:: SOURCE MATERIAL ::

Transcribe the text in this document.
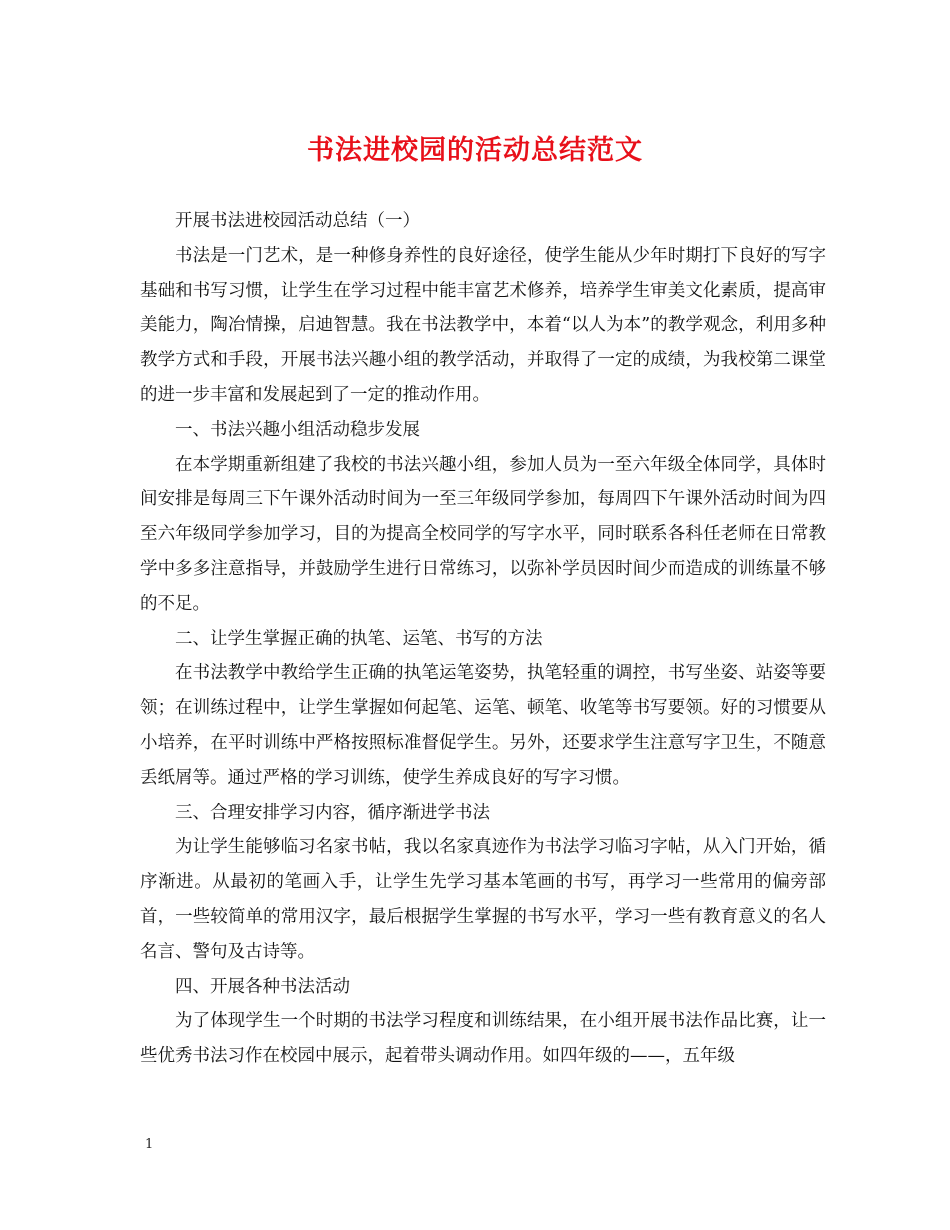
书法进校园的活动总结范文

开展书法进校园活动总结（一）

书法是一门艺术，是一种修身养性的良好途径，使学生能从少年时期打下良好的写字基础和书写习惯，让学生在学习过程中能丰富艺术修养，培养学生审美文化素质，提高审美能力，陶冶情操，启迪智慧。我在书法教学中，本着“以人为本”的教学观念，利用多种教学方式和手段，开展书法兴趣小组的教学活动，并取得了一定的成绩，为我校第二课堂的进一步丰富和发展起到了一定的推动作用。

一、书法兴趣小组活动稳步发展

在本学期重新组建了我校的书法兴趣小组，参加人员为一至六年级全体同学，具体时间安排是每周三下午课外活动时间为一至三年级同学参加，每周四下午课外活动时间为四至六年级同学参加学习，目的为提高全校同学的写字水平，同时联系各科任老师在日常教学中多多注意指导，并鼓励学生进行日常练习，以弥补学员因时间少而造成的训练量不够的不足。

二、让学生掌握正确的执笔、运笔、书写的方法

在书法教学中教给学生正确的执笔运笔姿势，执笔轻重的调控，书写坐姿、站姿等要领；在训练过程中，让学生掌握如何起笔、运笔、顿笔、收笔等书写要领。好的习惯要从小培养，在平时训练中严格按照标准督促学生。另外，还要求学生注意写字卫生，不随意丢纸屑等。通过严格的学习训练，使学生养成良好的写字习惯。

三、合理安排学习内容，循序渐进学书法

为让学生能够临习名家书帖，我以名家真迹作为书法学习临习字帖，从入门开始，循序渐进。从最初的笔画入手，让学生先学习基本笔画的书写，再学习一些常用的偏旁部首，一些较简单的常用汉字，最后根据学生掌握的书写水平，学习一些有教育意义的名人名言、警句及古诗等。

四、开展各种书法活动

为了体现学生一个时期的书法学习程度和训练结果，在小组开展书法作品比赛，让一些优秀书法习作在校园中展示，起着带头调动作用。如四年级的——，五年级

1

:::

Each line above is to be copied verbatim. Drop any image from the copy.

Transcribe the text in this document.
书法进校园的活动总结范文

开展书法进校园活动总结（一）

书法是一门艺术，是一种修身养性的良好途径，使学生能从少年时期打下良好的写字基础和书写习惯，让学生在学习过程中能丰富艺术修养，培养学生审美文化素质，提高审美能力，陶冶情操，启迪智慧。我在书法教学中，本着“以人为本”的教学观念，利用多种教学方式和手段，开展书法兴趣小组的教学活动，并取得了一定的成绩，为我校第二课堂的进一步丰富和发展起到了一定的推动作用。

一、书法兴趣小组活动稳步发展

在本学期重新组建了我校的书法兴趣小组，参加人员为一至六年级全体同学，具体时间安排是每周三下午课外活动时间为一至三年级同学参加，每周四下午课外活动时间为四至六年级同学参加学习，目的为提高全校同学的写字水平，同时联系各科任老师在日常教学中多多注意指导，并鼓励学生进行日常练习，以弥补学员因时间少而造成的训练量不够的不足。

二、让学生掌握正确的执笔、运笔、书写的方法

在书法教学中教给学生正确的执笔运笔姿势，执笔轻重的调控，书写坐姿、站姿等要领；在训练过程中，让学生掌握如何起笔、运笔、顿笔、收笔等书写要领。好的习惯要从小培养，在平时训练中严格按照标准督促学生。另外，还要求学生注意写字卫生，不随意丢纸屑等。通过严格的学习训练，使学生养成良好的写字习惯。

三、合理安排学习内容，循序渐进学书法

为让学生能够临习名家书帖，我以名家真迹作为书法学习临习字帖，从入门开始，循序渐进。从最初的笔画入手，让学生先学习基本笔画的书写，再学习一些常用的偏旁部首，一些较简单的常用汉字，最后根据学生掌握的书写水平，学习一些有教育意义的名人名言、警句及古诗等。

四、开展各种书法活动

为了体现学生一个时期的书法学习程度和训练结果，在小组开展书法作品比赛，让一些优秀书法习作在校园中展示，起着带头调动作用。如四年级的——，五年级

1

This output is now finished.